REQUEST> Edit the material from its start through the line containing "- file-row[interactable]: .shrc97516.01.2009", replacing "Parent Directory" with "Parent Folder" and leaving everything else as it is; return only those lines.

PROVIDED RECORDS>

___

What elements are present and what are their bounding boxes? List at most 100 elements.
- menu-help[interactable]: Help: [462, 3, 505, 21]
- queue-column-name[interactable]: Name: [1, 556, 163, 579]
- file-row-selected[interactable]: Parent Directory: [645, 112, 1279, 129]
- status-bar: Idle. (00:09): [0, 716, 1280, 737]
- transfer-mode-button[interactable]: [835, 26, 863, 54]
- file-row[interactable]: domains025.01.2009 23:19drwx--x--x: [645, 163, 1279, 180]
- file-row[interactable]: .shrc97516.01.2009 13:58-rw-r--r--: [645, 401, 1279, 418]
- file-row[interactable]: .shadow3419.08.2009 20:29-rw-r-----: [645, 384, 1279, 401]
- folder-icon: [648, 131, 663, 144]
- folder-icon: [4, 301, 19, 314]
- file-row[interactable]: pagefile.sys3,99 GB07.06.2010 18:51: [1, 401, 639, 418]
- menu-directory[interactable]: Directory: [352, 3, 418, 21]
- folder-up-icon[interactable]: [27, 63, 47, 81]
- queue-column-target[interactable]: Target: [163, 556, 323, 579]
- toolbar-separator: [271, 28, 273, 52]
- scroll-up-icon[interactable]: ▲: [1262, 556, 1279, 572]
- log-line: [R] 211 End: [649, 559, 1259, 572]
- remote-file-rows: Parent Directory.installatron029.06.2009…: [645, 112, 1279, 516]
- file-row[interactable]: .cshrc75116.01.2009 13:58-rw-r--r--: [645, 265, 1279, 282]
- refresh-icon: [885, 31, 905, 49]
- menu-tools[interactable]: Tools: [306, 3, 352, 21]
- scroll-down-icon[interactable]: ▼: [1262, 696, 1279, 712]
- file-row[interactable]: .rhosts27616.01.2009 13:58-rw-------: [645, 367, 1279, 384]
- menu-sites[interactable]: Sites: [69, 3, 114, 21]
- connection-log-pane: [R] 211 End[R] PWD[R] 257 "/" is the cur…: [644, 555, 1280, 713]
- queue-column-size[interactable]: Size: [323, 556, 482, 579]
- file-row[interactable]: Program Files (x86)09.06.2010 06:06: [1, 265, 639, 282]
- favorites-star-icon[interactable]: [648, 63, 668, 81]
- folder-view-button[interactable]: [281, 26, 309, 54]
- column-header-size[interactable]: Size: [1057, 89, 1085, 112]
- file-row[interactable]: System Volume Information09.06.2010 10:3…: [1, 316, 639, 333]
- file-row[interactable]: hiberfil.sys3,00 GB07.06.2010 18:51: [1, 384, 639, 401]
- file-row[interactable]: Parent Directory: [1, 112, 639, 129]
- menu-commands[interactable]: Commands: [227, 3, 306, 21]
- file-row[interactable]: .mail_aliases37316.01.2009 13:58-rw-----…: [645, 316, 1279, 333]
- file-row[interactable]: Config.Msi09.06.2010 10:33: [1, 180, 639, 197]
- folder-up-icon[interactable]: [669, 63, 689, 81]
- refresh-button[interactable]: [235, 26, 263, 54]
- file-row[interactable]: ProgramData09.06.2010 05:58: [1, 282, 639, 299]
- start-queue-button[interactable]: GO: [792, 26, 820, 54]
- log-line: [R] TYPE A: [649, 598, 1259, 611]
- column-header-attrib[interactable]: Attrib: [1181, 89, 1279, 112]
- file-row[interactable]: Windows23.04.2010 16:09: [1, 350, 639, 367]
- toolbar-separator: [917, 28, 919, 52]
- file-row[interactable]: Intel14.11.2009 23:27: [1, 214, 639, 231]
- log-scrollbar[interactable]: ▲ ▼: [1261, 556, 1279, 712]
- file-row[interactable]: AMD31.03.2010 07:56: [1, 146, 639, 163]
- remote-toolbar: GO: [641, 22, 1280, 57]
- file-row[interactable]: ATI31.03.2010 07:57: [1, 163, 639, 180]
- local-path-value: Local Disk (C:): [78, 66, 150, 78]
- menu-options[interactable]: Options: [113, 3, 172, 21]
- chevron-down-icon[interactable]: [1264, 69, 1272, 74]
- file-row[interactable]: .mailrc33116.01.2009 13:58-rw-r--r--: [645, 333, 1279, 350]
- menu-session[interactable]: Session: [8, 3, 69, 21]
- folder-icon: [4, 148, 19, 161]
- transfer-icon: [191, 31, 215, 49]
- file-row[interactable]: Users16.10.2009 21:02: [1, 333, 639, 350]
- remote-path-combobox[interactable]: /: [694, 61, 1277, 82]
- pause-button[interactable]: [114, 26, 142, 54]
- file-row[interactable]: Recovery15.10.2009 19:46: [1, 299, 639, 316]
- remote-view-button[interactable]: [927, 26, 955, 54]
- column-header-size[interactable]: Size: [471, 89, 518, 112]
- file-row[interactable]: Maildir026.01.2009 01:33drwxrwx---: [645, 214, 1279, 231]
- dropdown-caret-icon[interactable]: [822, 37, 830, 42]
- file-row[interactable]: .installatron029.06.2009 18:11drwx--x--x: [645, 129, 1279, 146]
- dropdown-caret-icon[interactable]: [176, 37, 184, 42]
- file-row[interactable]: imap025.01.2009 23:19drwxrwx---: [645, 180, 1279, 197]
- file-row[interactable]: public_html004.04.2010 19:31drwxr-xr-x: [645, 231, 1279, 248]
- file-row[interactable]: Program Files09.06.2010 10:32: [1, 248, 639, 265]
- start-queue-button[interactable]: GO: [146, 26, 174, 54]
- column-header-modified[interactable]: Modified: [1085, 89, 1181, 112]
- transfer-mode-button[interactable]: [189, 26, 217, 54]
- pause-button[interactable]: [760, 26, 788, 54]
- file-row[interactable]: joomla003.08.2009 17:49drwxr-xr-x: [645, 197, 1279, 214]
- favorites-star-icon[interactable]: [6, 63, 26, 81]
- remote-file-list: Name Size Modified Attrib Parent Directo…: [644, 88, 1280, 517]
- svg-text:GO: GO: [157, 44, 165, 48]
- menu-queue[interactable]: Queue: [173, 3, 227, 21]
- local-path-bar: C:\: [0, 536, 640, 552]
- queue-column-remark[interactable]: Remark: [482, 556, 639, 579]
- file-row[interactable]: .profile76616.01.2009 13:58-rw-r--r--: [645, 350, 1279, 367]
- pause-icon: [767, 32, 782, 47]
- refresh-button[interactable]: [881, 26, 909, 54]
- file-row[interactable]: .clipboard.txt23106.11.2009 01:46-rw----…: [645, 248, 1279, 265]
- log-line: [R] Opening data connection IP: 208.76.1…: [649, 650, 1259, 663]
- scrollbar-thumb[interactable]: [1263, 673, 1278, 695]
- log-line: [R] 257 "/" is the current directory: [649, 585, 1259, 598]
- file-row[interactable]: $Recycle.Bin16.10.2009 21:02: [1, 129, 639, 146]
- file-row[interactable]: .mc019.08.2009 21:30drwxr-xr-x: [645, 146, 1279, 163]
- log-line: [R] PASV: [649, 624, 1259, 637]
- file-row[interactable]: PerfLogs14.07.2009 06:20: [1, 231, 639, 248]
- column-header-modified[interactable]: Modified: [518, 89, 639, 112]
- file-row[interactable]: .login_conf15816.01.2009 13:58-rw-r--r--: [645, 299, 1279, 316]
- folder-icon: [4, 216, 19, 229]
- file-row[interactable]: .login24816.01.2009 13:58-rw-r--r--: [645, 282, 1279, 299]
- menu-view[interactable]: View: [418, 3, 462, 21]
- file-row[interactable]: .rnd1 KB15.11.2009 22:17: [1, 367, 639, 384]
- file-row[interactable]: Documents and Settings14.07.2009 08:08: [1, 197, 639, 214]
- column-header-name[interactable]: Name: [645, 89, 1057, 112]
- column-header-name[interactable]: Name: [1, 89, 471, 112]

___

ANSWER TO THE TASK>
What elements are present and what are their bounding boxes? List at most 100 elements.
- menu-help[interactable]: Help: [462, 3, 505, 21]
- queue-column-name[interactable]: Name: [1, 556, 163, 579]
- file-row-selected[interactable]: Parent Folder: [645, 112, 1279, 129]
- status-bar: Idle. (00:09): [0, 716, 1280, 737]
- transfer-mode-button[interactable]: [835, 26, 863, 54]
- file-row[interactable]: domains025.01.2009 23:19drwx--x--x: [645, 163, 1279, 180]
- file-row[interactable]: .shrc97516.01.2009 13:58-rw-r--r--: [645, 401, 1279, 418]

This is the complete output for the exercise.